Records contained in a dataset

▼

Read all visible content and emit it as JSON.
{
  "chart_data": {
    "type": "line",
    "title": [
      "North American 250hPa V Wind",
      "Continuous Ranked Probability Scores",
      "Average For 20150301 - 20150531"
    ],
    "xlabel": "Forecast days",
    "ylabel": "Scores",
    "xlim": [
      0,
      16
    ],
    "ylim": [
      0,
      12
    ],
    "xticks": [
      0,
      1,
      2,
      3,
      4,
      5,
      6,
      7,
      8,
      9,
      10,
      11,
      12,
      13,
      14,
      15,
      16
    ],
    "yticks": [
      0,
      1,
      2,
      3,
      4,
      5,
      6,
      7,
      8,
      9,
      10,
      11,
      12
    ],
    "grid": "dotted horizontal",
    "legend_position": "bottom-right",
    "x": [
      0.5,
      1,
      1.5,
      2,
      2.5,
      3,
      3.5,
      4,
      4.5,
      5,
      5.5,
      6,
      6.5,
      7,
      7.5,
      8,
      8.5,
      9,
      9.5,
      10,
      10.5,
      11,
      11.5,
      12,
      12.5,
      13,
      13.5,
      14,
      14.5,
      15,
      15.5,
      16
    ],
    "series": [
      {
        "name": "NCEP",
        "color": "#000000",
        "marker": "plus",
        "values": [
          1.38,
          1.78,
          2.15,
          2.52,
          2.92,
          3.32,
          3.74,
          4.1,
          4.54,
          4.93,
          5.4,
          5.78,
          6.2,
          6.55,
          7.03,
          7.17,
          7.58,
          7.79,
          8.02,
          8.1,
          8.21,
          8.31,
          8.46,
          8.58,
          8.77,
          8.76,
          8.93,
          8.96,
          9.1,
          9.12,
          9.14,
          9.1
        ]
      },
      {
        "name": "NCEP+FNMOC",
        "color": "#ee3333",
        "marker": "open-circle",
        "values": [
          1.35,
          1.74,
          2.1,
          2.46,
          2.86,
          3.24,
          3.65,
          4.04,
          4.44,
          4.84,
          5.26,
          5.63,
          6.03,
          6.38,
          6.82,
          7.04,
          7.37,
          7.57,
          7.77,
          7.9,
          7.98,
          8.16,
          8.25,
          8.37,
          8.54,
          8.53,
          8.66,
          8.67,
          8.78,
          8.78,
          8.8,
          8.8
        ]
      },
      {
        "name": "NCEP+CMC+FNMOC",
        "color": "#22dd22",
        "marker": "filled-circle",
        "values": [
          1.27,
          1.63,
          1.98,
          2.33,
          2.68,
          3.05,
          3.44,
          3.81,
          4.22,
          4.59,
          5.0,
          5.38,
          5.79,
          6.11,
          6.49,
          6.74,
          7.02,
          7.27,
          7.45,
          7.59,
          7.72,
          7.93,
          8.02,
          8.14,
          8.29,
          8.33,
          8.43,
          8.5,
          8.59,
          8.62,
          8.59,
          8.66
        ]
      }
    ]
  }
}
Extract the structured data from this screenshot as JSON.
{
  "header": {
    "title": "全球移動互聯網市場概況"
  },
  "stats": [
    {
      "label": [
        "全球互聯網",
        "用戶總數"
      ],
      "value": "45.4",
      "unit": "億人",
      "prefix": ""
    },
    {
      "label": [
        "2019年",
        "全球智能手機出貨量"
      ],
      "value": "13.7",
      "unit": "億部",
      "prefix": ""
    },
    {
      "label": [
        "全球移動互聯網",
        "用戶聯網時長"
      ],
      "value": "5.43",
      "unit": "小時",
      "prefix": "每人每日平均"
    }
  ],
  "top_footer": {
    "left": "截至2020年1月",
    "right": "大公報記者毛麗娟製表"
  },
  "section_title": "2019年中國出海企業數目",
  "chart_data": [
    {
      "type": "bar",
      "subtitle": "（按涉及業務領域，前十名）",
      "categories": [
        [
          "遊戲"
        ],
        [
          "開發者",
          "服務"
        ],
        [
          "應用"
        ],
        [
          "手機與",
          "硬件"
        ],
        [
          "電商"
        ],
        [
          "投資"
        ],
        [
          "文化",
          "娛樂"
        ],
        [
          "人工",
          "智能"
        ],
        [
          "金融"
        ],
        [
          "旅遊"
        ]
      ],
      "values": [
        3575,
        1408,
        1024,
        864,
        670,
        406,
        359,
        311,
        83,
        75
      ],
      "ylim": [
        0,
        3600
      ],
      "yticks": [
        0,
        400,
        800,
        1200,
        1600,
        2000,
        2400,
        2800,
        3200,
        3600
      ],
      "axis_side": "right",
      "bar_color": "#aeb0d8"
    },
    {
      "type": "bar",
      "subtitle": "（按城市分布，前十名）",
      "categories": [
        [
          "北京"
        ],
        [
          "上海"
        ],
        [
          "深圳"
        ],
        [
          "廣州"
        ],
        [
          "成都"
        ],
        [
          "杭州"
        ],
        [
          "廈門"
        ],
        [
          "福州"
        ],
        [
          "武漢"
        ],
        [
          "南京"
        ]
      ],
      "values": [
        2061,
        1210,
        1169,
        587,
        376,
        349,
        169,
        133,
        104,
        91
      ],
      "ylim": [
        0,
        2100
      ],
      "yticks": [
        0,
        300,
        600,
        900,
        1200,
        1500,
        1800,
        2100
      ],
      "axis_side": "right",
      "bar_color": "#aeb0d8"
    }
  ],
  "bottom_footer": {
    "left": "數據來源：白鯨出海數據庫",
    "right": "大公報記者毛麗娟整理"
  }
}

▲

- [TASK BRIEF]:
Check each line above for the string "NCEP" and report how many lines have it, giving only the number.

- [SOLUTION FOR THIS PROBLEM]:
3